[Extracts from a graphics dataset]
------------------------------------------------
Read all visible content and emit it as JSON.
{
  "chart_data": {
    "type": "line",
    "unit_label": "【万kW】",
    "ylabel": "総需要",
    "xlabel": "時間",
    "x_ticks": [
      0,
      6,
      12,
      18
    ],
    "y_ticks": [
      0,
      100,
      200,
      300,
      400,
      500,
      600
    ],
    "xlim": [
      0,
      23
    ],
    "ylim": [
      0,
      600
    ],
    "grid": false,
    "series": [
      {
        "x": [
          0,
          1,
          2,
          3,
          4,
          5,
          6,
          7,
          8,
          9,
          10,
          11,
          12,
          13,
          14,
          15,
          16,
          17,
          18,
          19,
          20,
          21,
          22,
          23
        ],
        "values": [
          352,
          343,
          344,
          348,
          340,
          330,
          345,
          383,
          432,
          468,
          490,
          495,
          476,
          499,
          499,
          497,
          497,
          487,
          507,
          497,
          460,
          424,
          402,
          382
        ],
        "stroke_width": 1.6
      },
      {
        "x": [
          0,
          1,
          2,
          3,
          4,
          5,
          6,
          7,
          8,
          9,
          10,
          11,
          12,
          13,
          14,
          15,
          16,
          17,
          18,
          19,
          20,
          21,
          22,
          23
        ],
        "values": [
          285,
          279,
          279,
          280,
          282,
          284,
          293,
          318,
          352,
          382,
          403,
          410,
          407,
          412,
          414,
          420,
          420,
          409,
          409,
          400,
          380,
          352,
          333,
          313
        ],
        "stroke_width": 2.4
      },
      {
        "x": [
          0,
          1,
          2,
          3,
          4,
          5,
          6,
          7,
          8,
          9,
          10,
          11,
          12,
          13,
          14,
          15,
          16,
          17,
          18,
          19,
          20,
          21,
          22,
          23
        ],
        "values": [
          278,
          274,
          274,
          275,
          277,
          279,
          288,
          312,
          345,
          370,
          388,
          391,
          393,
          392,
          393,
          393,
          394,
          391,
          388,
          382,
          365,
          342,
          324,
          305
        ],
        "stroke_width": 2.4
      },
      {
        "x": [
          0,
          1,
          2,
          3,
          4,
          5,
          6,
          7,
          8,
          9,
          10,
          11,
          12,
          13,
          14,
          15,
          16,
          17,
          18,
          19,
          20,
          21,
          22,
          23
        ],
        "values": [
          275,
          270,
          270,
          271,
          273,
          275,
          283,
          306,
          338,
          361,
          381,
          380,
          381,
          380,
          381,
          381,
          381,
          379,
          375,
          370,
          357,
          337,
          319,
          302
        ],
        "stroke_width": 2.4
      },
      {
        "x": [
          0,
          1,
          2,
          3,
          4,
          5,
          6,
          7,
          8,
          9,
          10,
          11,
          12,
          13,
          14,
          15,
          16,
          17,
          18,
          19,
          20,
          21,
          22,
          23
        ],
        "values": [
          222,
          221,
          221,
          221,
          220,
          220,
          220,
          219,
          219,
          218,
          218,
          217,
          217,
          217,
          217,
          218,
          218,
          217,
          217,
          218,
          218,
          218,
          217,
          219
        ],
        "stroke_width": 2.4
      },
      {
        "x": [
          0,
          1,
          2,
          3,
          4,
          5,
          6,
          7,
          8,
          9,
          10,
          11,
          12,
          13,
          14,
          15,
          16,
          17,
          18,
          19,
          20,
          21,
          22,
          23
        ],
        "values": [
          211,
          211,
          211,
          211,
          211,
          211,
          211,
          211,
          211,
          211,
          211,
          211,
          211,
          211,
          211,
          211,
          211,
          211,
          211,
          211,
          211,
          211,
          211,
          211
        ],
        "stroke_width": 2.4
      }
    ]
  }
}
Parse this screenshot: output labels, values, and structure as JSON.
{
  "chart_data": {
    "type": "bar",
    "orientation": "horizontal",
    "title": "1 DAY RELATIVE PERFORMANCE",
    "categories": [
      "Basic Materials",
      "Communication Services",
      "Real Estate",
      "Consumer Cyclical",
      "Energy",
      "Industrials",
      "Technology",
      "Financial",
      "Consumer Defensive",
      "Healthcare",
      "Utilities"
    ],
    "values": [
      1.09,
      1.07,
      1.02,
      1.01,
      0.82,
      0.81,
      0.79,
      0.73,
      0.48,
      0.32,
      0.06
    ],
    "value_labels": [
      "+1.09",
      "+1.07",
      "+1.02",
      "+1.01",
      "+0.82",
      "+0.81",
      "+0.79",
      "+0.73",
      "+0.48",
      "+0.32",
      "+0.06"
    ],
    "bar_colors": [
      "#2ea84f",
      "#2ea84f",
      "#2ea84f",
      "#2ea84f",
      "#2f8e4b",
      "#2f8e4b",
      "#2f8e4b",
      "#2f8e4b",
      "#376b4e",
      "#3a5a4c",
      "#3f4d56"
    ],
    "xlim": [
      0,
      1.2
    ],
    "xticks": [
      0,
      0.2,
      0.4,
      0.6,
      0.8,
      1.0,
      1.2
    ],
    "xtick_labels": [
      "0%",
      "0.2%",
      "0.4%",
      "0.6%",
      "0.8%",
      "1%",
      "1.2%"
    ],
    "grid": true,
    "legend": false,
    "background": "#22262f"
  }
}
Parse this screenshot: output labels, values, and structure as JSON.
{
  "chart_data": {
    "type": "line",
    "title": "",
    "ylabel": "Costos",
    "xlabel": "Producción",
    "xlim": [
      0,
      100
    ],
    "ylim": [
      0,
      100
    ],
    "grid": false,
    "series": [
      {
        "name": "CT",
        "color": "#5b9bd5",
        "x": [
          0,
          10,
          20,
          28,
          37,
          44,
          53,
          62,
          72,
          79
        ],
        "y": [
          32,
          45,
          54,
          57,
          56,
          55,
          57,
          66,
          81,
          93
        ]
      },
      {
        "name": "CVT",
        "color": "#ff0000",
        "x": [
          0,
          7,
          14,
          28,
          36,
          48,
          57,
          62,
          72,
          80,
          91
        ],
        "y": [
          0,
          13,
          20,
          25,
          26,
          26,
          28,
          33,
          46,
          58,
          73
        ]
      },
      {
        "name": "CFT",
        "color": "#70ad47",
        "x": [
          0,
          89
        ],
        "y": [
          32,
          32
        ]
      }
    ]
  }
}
------------------------------------------------
§ **EXERCISE**: Every entry in the listing must be retyped exactly.

§ **REPLY TO THE TASK**:
Read all visible content and emit it as JSON.
{
  "chart_data": {
    "type": "line",
    "unit_label": "【万kW】",
    "ylabel": "総需要",
    "xlabel": "時間",
    "x_ticks": [
      0,
      6,
      12,
      18
    ],
    "y_ticks": [
      0,
      100,
      200,
      300,
      400,
      500,
      600
    ],
    "xlim": [
      0,
      23
    ],
    "ylim": [
      0,
      600
    ],
    "grid": false,
    "series": [
      {
        "x": [
          0,
          1,
          2,
          3,
          4,
          5,
          6,
          7,
          8,
          9,
          10,
          11,
          12,
          13,
          14,
          15,
          16,
          17,
          18,
          19,
          20,
          21,
          22,
          23
        ],
        "values": [
          352,
          343,
          344,
          348,
          340,
          330,
          345,
          383,
          432,
          468,
          490,
          495,
          476,
          499,
          499,
          497,
          497,
          487,
          507,
          497,
          460,
          424,
          402,
          382
        ],
        "stroke_width": 1.6
      },
      {
        "x": [
          0,
          1,
          2,
          3,
          4,
          5,
          6,
          7,
          8,
          9,
          10,
          11,
          12,
          13,
          14,
          15,
          16,
          17,
          18,
          19,
          20,
          21,
          22,
          23
        ],
        "values": [
          285,
          279,
          279,
          280,
          282,
          284,
          293,
          318,
          352,
          382,
          403,
          410,
          407,
          412,
          414,
          420,
          420,
          409,
          409,
          400,
          380,
          352,
          333,
          313
        ],
        "stroke_width": 2.4
      },
      {
        "x": [
          0,
          1,
          2,
          3,
          4,
          5,
          6,
          7,
          8,
          9,
          10,
          11,
          12,
          13,
          14,
          15,
          16,
          17,
          18,
          19,
          20,
          21,
          22,
          23
        ],
        "values": [
          278,
          274,
          274,
          275,
          277,
          279,
          288,
          312,
          345,
          370,
          388,
          391,
          393,
          392,
          393,
          393,
          394,
          391,
          388,
          382,
          365,
          342,
          324,
          305
        ],
        "stroke_width": 2.4
      },
      {
        "x": [
          0,
          1,
          2,
          3,
          4,
          5,
          6,
          7,
          8,
          9,
          10,
          11,
          12,
          13,
          14,
          15,
          16,
          17,
          18,
          19,
          20,
          21,
          22,
          23
        ],
        "values": [
          275,
          270,
          270,
          271,
          273,
          275,
          283,
          306,
          338,
          361,
          381,
          380,
          381,
          380,
          381,
          381,
          381,
          379,
          375,
          370,
          357,
          337,
          319,
          302
        ],
        "stroke_width": 2.4
      },
      {
        "x": [
          0,
          1,
          2,
          3,
          4,
          5,
          6,
          7,
          8,
          9,
          10,
          11,
          12,
          13,
          14,
          15,
          16,
          17,
          18,
          19,
          20,
          21,
          22,
          23
        ],
        "values": [
          222,
          221,
          221,
          221,
          220,
          220,
          220,
          219,
          219,
          218,
          218,
          217,
          217,
          217,
          217,
          218,
          218,
          217,
          217,
          218,
          218,
          218,
          217,
          219
        ],
        "stroke_width": 2.4
      },
      {
        "x": [
          0,
          1,
          2,
          3,
          4,
          5,
          6,
          7,
          8,
          9,
          10,
          11,
          12,
          13,
          14,
          15,
          16,
          17,
          18,
          19,
          20,
          21,
          22,
          23
        ],
        "values": [
          211,
          211,
          211,
          211,
          211,
          211,
          211,
          211,
          211,
          211,
          211,
          211,
          211,
          211,
          211,
          211,
          211,
          211,
          211,
          211,
          211,
          211,
          211,
          211
        ],
        "stroke_width": 2.4
      }
    ]
  }
}
Parse this screenshot: output labels, values, and structure as JSON.
{
  "chart_data": {
    "type": "bar",
    "orientation": "horizontal",
    "title": "1 DAY RELATIVE PERFORMANCE",
    "categories": [
      "Basic Materials",
      "Communication Services",
      "Real Estate",
      "Consumer Cyclical",
      "Energy",
      "Industrials",
      "Technology",
      "Financial",
      "Consumer Defensive",
      "Healthcare",
      "Utilities"
    ],
    "values": [
      1.09,
      1.07,
      1.02,
      1.01,
      0.82,
      0.81,
      0.79,
      0.73,
      0.48,
      0.32,
      0.06
    ],
    "value_labels": [
      "+1.09",
      "+1.07",
      "+1.02",
      "+1.01",
      "+0.82",
      "+0.81",
      "+0.79",
      "+0.73",
      "+0.48",
      "+0.32",
      "+0.06"
    ],
    "bar_colors": [
      "#2ea84f",
      "#2ea84f",
      "#2ea84f",
      "#2ea84f",
      "#2f8e4b",
      "#2f8e4b",
      "#2f8e4b",
      "#2f8e4b",
      "#376b4e",
      "#3a5a4c",
      "#3f4d56"
    ],
    "xlim": [
      0,
      1.2
    ],
    "xticks": [
      0,
      0.2,
      0.4,
      0.6,
      0.8,
      1.0,
      1.2
    ],
    "xtick_labels": [
      "0%",
      "0.2%",
      "0.4%",
      "0.6%",
      "0.8%",
      "1%",
      "1.2%"
    ],
    "grid": true,
    "legend": false,
    "background": "#22262f"
  }
}
Parse this screenshot: output labels, values, and structure as JSON.
{
  "chart_data": {
    "type": "line",
    "title": "",
    "ylabel": "Costos",
    "xlabel": "Producción",
    "xlim": [
      0,
      100
    ],
    "ylim": [
      0,
      100
    ],
    "grid": false,
    "series": [
      {
        "name": "CT",
        "color": "#5b9bd5",
        "x": [
          0,
          10,
          20,
          28,
          37,
          44,
          53,
          62,
          72,
          79
        ],
        "y": [
          32,
          45,
          54,
          57,
          56,
          55,
          57,
          66,
          81,
          93
        ]
      },
      {
        "name": "CVT",
        "color": "#ff0000",
        "x": [
          0,
          7,
          14,
          28,
          36,
          48,
          57,
          62,
          72,
          80,
          91
        ],
        "y": [
          0,
          13,
          20,
          25,
          26,
          26,
          28,
          33,
          46,
          58,
          73
        ]
      },
      {
        "name": "CFT",
        "color": "#70ad47",
        "x": [
          0,
          89
        ],
        "y": [
          32,
          32
        ]
      }
    ]
  }
}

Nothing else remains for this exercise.